* Begin Source material *
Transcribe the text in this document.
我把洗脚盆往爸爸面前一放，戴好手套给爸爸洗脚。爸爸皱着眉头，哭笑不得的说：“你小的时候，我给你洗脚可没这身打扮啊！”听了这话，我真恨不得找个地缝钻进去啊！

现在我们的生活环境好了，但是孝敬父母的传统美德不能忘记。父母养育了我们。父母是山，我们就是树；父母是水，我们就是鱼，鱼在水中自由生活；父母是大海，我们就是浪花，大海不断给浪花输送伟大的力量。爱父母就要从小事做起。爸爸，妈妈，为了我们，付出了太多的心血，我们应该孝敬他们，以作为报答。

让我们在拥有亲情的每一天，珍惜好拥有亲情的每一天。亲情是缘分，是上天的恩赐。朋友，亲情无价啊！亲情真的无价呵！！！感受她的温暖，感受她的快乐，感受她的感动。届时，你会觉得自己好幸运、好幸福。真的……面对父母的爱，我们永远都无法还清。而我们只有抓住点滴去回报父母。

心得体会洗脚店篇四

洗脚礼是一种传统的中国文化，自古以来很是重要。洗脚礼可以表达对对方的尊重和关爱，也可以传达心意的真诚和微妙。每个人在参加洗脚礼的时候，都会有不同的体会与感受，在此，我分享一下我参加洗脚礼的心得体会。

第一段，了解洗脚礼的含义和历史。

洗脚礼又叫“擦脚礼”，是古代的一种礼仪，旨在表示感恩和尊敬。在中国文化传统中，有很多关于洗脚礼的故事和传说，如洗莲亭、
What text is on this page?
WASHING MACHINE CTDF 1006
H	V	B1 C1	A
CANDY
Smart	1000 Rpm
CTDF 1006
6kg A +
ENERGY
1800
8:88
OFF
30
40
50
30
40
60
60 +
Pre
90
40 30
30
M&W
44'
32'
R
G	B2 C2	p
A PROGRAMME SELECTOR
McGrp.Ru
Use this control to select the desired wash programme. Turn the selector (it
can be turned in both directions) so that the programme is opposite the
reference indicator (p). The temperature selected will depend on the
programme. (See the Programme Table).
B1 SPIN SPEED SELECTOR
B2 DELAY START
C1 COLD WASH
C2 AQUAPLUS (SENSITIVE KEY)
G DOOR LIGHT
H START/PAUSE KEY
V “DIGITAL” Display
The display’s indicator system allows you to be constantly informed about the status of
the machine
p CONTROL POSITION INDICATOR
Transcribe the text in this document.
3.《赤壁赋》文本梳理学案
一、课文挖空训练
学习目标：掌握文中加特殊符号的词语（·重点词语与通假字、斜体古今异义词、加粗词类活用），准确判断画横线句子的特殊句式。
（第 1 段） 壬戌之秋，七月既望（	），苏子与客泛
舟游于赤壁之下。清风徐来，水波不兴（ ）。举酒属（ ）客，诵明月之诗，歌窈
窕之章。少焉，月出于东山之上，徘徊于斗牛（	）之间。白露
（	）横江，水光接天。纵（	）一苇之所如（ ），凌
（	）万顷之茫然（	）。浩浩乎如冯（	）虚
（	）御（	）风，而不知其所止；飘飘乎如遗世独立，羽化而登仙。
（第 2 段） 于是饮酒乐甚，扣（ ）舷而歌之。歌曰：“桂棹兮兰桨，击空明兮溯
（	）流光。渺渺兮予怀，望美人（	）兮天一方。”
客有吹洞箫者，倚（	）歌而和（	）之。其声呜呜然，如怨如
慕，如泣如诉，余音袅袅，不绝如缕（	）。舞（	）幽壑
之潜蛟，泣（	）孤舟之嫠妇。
* End Source material *
# What you will do:
Work out how many lines of the data above contain the string "this" and give the number alone.

# The completed task:
4